• DATASET ENTRIES:

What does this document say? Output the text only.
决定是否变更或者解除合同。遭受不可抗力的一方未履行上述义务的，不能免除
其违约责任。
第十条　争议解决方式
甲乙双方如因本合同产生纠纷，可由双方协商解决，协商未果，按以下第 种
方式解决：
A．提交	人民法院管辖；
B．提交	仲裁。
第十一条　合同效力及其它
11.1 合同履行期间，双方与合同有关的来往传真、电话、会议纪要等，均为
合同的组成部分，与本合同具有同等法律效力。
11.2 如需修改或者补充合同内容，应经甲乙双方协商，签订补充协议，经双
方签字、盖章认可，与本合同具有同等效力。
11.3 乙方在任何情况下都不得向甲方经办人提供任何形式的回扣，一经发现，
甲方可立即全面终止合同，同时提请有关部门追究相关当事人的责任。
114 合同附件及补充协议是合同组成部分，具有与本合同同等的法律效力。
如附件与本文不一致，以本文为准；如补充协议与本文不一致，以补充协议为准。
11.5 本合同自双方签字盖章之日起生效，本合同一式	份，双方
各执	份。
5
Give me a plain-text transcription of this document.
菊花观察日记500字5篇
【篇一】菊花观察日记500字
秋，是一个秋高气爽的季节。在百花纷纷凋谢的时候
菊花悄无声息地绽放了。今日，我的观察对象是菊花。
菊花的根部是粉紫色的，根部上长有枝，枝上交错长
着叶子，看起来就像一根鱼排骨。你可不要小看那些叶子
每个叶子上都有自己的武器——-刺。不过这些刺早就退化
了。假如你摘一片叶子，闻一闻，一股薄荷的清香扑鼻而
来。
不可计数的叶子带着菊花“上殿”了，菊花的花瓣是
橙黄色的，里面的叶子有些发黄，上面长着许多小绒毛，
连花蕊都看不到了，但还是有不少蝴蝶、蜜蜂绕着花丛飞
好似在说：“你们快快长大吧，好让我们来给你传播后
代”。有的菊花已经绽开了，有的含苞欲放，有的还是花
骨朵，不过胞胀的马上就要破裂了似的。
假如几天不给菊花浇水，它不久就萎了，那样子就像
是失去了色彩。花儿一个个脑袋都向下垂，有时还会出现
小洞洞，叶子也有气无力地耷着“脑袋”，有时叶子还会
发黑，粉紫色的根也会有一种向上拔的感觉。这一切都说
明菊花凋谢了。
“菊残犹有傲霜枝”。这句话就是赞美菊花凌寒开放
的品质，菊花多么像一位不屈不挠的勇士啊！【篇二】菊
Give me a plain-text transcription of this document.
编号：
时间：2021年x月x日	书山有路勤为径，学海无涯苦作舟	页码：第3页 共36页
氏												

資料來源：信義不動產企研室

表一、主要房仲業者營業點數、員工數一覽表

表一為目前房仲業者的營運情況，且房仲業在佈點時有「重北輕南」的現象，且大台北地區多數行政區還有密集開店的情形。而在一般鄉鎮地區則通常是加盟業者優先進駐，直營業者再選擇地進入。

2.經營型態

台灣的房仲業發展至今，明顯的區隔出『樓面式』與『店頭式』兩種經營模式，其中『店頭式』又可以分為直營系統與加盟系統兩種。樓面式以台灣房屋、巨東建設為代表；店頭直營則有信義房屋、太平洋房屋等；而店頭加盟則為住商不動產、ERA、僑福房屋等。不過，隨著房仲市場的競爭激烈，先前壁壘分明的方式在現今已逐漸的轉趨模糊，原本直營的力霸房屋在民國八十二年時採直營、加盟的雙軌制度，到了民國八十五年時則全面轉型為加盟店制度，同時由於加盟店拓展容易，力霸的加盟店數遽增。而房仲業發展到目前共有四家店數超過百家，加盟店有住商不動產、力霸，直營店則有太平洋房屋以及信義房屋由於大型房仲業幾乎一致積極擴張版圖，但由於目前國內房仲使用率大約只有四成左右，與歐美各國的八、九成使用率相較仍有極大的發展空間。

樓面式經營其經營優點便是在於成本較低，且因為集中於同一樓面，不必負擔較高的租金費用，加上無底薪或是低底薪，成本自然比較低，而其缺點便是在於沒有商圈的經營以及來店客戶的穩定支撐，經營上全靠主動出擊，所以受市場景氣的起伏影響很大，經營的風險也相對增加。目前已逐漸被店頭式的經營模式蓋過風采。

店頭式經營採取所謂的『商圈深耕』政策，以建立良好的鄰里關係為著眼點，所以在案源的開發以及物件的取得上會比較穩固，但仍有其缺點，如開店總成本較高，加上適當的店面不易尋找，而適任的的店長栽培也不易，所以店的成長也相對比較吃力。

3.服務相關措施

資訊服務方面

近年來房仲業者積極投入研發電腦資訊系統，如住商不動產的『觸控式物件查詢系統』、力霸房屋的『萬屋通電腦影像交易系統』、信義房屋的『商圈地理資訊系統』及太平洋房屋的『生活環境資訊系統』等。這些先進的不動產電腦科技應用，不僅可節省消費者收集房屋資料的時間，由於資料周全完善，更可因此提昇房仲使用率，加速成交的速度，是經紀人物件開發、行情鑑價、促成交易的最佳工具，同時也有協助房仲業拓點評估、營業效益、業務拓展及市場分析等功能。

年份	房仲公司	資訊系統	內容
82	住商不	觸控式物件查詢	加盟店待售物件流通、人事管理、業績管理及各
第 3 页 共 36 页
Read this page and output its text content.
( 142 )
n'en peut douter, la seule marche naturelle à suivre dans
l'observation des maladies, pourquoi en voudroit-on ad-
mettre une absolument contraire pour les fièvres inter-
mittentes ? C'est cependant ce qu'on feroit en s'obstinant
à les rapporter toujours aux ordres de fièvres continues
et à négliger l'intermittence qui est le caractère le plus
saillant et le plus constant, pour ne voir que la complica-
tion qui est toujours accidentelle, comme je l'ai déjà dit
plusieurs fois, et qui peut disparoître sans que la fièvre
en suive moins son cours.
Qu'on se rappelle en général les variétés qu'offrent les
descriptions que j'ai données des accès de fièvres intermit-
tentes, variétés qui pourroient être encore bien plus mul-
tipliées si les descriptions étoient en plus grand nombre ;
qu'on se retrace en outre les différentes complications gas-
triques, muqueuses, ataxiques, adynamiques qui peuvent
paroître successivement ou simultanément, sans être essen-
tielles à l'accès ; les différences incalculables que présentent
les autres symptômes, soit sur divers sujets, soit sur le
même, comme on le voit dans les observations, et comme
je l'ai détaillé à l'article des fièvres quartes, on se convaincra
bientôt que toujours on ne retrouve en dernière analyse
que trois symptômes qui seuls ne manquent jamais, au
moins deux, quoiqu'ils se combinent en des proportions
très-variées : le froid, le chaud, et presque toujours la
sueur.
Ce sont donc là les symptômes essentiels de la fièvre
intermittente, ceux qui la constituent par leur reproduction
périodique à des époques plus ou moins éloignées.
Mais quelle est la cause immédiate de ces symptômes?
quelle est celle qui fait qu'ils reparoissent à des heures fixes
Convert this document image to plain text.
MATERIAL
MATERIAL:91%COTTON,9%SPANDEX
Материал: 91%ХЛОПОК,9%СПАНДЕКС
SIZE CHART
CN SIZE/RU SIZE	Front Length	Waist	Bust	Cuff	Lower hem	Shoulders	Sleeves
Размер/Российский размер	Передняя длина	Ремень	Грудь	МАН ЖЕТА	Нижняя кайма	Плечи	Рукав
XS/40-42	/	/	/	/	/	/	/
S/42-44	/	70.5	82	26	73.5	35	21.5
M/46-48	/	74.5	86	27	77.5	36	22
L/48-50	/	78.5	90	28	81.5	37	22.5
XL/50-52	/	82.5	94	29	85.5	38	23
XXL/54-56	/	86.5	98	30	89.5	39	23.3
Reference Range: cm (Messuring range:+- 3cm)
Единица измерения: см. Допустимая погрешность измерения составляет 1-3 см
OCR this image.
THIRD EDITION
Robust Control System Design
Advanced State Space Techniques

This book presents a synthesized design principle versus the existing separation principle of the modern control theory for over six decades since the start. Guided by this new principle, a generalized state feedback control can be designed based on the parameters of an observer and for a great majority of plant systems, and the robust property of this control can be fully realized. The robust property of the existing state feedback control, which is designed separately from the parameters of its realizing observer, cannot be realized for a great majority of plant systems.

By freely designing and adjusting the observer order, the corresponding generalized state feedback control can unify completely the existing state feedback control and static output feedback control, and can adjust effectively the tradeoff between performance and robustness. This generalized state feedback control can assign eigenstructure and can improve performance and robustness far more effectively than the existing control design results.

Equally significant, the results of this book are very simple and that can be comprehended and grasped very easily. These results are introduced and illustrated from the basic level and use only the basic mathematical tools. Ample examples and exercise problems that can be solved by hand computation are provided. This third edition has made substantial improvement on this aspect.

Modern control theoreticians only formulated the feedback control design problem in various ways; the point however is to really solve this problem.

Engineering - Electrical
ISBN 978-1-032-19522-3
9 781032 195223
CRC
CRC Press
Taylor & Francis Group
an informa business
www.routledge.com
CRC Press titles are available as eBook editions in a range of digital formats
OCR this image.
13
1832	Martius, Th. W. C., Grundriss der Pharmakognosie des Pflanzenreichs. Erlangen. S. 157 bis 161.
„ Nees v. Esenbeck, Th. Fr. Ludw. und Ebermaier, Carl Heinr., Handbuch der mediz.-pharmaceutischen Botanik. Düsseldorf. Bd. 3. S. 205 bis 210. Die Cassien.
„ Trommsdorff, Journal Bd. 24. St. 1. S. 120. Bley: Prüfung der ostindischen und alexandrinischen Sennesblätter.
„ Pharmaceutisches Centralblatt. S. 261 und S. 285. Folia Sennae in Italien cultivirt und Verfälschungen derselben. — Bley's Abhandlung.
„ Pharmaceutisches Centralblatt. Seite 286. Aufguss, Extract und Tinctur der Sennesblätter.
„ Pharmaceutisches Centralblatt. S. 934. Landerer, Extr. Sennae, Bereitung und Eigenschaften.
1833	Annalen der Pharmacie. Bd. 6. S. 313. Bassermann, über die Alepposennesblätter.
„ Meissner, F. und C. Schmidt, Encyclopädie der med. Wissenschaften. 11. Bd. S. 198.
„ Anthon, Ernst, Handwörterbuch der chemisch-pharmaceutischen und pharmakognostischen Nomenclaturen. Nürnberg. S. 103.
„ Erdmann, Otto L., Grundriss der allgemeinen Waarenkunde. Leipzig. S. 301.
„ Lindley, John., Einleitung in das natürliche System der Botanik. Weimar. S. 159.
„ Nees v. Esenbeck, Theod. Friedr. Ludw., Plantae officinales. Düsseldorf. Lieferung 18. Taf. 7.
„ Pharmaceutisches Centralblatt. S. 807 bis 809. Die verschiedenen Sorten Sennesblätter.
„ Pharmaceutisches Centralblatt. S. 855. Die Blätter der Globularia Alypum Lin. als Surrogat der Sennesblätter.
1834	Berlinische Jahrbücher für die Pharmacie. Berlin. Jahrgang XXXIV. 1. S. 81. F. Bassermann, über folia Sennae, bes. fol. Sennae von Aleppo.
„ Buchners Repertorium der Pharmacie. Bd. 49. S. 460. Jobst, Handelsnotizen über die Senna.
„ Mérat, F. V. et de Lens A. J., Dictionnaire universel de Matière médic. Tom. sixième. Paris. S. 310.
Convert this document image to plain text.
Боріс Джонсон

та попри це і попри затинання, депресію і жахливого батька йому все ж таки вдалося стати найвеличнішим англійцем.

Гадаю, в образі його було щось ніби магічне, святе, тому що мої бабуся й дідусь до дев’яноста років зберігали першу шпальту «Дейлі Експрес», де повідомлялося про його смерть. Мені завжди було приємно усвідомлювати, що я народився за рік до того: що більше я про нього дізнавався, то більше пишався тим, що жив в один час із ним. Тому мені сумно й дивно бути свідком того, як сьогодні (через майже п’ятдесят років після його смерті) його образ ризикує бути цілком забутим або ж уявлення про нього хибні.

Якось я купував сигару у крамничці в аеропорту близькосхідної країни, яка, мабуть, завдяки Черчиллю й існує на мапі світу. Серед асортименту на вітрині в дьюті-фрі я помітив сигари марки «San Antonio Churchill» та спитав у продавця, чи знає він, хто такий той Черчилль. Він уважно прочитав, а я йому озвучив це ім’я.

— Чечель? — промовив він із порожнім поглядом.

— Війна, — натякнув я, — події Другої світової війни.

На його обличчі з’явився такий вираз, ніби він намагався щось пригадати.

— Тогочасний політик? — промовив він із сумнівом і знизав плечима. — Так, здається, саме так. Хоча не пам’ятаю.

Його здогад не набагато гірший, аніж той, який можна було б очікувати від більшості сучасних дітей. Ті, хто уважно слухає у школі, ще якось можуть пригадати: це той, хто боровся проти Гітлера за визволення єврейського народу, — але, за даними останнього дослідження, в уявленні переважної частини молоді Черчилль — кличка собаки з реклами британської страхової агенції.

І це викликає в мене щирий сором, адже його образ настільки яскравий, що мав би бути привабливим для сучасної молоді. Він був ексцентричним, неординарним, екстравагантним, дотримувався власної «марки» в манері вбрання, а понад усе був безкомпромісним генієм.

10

• WORK TO DO: From the records above, copy every line that holds the word "промовив".

• RESPONSE FOR THIS EXERCISE:
— Чечель? — промовив він із порожнім поглядом.
— Тогочасний політик? — промовив він із сумнівом і знизав плечима. — Так, здається, саме так. Хоча не пам’ятаю.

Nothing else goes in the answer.